Give the number of lines in the records below that include "JSON". Reply with that number alone.
--- DATA EXCERPTS ---
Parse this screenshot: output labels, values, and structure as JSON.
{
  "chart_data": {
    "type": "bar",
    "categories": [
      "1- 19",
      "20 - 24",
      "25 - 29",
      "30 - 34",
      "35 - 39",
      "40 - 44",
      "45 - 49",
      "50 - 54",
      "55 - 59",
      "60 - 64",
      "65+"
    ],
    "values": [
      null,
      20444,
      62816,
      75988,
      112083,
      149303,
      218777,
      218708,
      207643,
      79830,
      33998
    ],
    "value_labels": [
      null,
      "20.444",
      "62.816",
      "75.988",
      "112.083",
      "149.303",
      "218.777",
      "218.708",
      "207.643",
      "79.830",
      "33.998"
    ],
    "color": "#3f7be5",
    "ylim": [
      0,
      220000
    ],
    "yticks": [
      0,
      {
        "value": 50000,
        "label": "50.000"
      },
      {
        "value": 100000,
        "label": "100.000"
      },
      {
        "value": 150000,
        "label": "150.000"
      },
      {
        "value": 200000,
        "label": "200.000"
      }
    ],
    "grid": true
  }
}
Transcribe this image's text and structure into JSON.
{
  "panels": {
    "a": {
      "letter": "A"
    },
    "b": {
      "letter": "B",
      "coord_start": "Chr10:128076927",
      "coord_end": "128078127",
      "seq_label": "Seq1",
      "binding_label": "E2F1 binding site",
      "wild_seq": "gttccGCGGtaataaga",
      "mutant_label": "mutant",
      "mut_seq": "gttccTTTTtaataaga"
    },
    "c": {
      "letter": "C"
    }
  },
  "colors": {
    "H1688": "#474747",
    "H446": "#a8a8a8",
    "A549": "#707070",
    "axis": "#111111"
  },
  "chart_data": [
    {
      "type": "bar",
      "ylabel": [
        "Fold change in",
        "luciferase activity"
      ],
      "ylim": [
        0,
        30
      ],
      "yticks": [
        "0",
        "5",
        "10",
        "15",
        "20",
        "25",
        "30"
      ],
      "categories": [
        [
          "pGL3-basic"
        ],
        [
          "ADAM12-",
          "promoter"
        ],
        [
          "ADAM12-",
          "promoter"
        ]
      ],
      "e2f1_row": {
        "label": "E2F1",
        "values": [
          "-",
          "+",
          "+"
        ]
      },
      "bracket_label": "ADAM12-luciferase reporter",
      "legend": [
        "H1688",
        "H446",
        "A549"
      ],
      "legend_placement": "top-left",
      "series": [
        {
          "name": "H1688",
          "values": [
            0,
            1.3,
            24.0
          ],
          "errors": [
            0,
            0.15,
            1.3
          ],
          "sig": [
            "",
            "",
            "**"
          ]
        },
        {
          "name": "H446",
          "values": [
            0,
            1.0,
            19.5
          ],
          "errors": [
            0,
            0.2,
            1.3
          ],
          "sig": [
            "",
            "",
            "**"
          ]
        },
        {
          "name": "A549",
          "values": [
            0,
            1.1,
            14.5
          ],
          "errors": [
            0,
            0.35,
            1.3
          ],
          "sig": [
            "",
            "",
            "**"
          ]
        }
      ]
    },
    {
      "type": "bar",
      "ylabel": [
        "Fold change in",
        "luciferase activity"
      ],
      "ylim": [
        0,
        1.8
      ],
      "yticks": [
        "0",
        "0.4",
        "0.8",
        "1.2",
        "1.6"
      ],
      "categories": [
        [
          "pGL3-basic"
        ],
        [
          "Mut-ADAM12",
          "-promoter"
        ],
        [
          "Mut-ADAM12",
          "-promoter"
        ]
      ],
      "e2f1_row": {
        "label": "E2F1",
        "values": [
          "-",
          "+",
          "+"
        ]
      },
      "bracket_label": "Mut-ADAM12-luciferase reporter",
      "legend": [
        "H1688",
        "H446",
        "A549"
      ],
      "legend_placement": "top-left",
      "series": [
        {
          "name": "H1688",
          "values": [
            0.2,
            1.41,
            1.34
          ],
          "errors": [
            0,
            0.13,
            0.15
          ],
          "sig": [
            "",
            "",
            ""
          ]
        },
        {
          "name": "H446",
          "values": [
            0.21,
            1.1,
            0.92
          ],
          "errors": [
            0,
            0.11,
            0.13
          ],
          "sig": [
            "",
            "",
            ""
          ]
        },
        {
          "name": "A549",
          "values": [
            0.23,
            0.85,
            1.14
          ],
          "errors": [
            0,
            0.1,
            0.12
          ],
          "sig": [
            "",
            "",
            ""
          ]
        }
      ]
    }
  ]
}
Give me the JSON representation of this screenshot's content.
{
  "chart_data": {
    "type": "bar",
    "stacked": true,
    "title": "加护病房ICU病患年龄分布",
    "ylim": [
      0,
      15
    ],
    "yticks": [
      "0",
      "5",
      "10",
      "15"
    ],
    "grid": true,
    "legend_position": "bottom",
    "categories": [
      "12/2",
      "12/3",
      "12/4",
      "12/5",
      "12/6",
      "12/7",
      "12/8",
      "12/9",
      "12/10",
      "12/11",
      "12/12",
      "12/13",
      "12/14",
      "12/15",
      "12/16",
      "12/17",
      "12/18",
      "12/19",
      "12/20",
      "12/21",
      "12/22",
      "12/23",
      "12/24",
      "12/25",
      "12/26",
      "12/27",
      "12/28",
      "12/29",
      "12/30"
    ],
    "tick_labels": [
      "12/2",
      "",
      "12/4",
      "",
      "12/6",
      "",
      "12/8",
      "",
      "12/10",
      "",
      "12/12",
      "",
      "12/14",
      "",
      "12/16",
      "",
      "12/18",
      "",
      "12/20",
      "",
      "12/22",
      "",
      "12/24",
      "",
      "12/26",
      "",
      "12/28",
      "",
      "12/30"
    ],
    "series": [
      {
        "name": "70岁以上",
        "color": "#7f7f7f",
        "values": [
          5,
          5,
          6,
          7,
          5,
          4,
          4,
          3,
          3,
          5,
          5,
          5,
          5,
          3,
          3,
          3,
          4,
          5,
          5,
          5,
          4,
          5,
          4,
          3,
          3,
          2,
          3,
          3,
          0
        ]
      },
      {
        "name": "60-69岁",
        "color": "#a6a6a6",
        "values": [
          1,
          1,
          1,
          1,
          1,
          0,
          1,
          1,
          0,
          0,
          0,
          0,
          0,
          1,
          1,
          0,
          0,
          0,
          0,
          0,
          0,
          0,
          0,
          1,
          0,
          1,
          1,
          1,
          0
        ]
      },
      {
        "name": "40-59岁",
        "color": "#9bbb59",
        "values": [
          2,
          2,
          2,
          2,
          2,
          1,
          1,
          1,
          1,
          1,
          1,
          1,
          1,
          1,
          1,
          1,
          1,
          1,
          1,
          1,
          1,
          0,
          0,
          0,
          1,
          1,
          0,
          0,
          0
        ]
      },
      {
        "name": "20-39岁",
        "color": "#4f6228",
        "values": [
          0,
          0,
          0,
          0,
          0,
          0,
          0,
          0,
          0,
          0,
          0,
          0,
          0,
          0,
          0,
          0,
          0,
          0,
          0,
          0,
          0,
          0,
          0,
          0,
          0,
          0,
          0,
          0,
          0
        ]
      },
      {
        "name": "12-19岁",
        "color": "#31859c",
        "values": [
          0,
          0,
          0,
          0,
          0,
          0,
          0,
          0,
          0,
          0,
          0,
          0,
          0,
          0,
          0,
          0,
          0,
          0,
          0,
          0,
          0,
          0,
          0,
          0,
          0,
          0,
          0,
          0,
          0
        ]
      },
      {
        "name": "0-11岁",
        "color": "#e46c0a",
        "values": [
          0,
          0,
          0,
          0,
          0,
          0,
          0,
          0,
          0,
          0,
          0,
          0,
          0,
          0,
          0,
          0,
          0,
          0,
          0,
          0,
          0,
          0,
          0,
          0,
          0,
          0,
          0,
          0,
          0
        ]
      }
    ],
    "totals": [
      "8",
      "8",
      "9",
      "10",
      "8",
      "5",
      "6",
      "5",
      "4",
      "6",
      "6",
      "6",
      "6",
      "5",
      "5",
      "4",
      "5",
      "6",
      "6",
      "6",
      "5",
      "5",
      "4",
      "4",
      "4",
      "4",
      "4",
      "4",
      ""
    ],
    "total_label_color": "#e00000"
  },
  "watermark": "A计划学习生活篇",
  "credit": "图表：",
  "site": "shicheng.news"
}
---
__ANSWER TO THIS PROBLEM__: 3